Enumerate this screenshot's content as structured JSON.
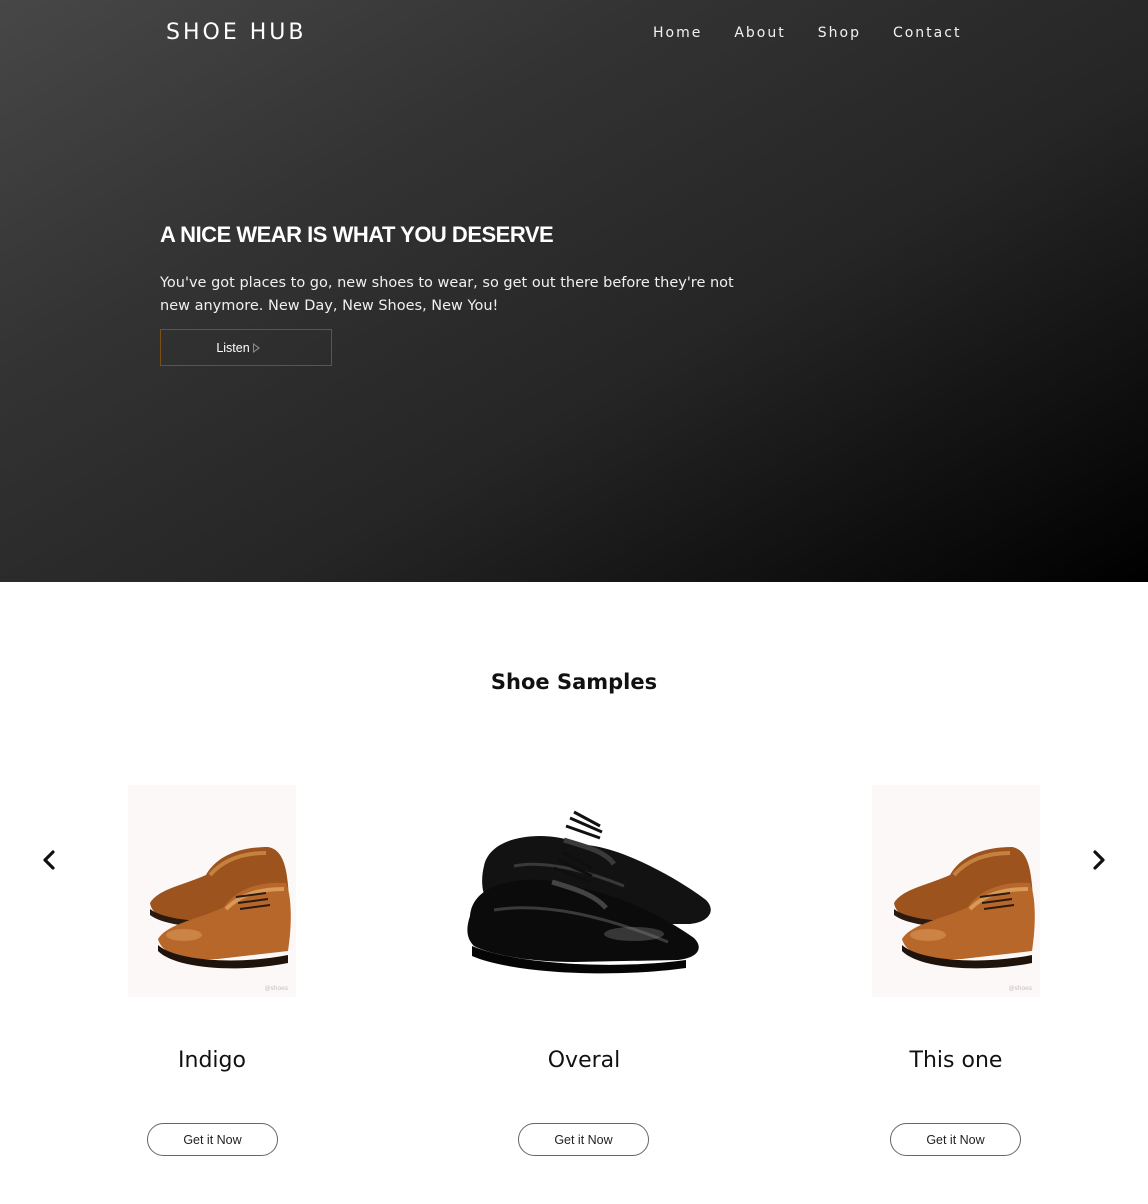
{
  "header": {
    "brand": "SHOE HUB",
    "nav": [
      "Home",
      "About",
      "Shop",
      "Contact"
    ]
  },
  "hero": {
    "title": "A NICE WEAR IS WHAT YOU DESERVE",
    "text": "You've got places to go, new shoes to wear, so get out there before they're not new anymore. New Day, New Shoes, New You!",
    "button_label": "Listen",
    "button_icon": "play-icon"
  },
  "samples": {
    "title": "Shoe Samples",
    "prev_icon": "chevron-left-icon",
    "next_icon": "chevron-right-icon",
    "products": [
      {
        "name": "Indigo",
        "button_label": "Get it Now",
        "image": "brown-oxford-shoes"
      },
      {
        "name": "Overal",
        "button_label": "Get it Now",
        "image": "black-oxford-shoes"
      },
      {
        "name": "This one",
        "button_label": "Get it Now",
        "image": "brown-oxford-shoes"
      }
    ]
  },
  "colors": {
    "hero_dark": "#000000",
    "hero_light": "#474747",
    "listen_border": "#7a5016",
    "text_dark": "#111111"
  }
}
=====
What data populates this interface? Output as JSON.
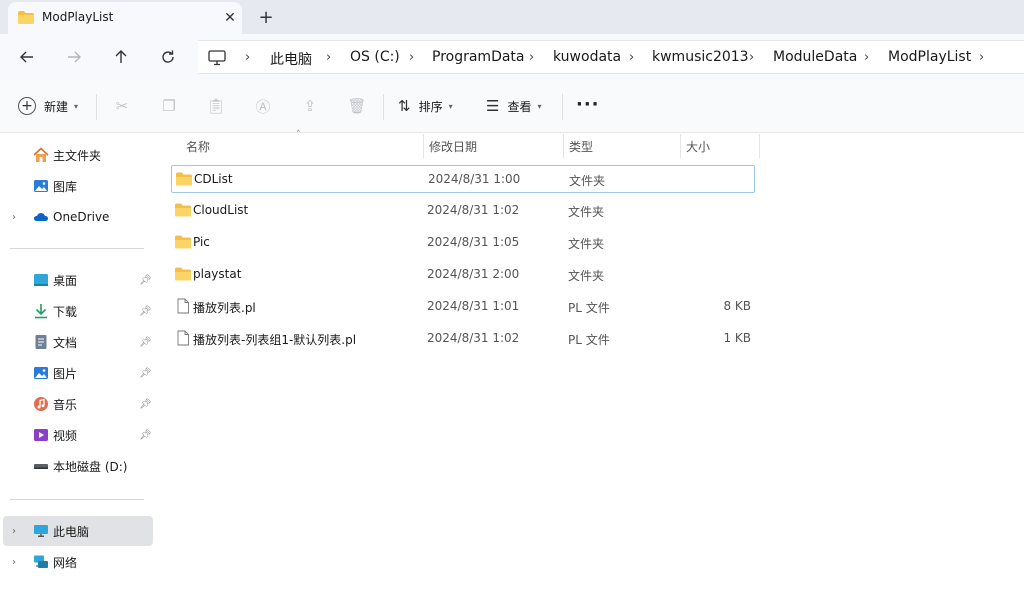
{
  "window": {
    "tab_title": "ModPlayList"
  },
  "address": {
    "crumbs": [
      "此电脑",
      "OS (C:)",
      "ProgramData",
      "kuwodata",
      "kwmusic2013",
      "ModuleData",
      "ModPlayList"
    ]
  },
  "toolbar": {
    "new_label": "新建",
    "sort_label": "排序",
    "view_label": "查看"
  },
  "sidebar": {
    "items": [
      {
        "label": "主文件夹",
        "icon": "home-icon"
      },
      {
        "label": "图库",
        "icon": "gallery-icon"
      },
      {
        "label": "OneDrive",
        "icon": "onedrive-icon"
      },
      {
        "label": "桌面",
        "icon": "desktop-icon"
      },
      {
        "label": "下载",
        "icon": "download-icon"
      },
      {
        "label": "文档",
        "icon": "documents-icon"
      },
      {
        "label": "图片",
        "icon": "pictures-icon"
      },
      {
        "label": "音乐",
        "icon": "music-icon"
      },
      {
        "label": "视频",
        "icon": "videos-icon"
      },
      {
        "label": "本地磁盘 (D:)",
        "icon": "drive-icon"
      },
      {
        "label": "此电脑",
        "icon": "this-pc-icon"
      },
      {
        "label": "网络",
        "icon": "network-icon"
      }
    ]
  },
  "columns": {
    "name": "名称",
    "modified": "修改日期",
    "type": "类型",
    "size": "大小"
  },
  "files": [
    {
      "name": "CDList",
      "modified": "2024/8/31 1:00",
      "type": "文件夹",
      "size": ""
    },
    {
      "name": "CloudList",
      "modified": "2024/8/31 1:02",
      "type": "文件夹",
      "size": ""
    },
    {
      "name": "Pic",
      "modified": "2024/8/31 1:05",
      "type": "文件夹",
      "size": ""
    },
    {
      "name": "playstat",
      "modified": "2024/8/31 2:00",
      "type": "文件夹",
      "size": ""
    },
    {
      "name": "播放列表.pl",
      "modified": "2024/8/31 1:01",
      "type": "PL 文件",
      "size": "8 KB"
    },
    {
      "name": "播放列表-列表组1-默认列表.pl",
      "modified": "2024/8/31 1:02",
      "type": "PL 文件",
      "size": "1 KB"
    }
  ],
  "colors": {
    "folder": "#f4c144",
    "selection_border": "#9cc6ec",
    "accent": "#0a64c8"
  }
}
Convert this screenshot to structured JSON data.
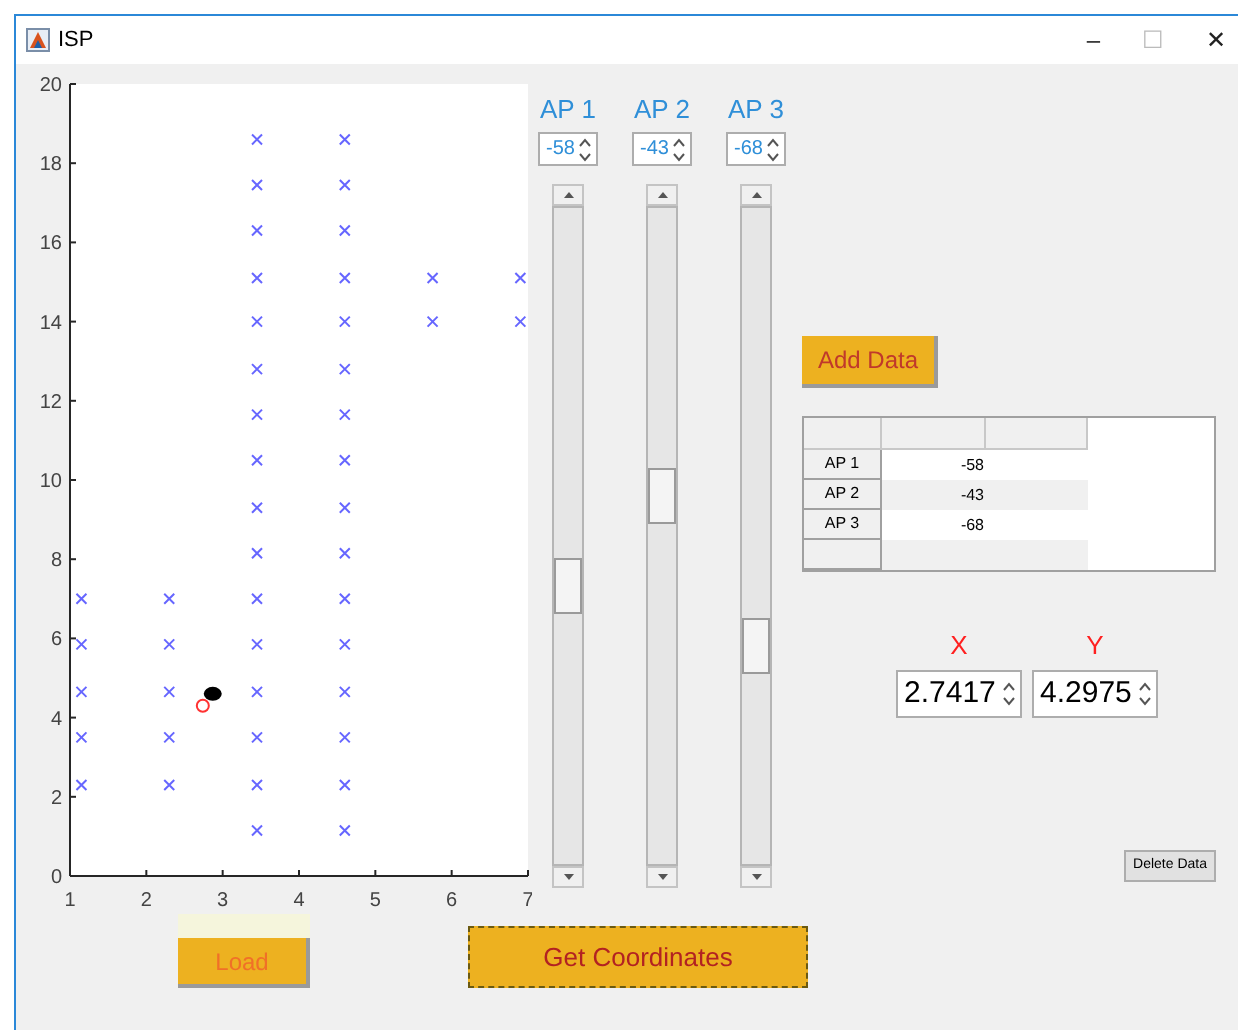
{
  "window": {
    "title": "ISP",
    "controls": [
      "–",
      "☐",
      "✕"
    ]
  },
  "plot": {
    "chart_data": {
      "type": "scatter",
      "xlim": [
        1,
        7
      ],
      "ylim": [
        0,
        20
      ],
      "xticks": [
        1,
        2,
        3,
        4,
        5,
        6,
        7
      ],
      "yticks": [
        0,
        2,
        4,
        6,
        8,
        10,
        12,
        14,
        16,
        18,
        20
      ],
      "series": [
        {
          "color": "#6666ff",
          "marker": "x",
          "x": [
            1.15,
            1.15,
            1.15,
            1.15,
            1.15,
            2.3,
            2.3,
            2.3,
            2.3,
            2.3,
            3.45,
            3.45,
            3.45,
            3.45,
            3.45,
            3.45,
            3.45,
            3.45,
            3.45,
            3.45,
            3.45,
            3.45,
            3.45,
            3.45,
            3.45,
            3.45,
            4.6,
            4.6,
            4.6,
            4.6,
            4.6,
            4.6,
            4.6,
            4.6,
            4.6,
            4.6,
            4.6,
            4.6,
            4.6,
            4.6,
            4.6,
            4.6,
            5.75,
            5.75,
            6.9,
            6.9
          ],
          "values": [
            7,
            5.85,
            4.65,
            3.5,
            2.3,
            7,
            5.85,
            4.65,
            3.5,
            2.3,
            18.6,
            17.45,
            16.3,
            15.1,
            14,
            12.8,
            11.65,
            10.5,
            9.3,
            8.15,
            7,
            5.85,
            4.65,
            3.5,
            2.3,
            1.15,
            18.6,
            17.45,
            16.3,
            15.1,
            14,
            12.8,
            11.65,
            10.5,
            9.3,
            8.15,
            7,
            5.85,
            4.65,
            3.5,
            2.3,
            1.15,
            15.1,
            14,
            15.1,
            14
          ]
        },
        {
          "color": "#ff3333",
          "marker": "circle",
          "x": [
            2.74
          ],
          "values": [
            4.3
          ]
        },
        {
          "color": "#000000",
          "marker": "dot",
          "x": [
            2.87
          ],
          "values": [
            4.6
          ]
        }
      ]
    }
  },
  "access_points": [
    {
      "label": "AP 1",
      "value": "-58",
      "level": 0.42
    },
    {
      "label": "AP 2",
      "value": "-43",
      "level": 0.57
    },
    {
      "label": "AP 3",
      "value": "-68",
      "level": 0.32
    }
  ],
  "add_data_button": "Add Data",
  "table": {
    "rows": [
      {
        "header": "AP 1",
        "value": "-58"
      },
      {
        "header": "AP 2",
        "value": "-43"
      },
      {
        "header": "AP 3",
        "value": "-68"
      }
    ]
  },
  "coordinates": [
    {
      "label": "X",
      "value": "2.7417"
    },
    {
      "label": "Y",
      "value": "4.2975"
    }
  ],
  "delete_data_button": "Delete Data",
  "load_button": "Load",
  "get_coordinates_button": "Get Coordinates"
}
=====
• [WHAT THIS TASK INVOLVES]
Pick out the lines containing the word "screenshot" and show them.

• [IN RESPONSE]
Enumerate this screenshot's content as structured JSON.
Convert this screenshot to structured JSON data.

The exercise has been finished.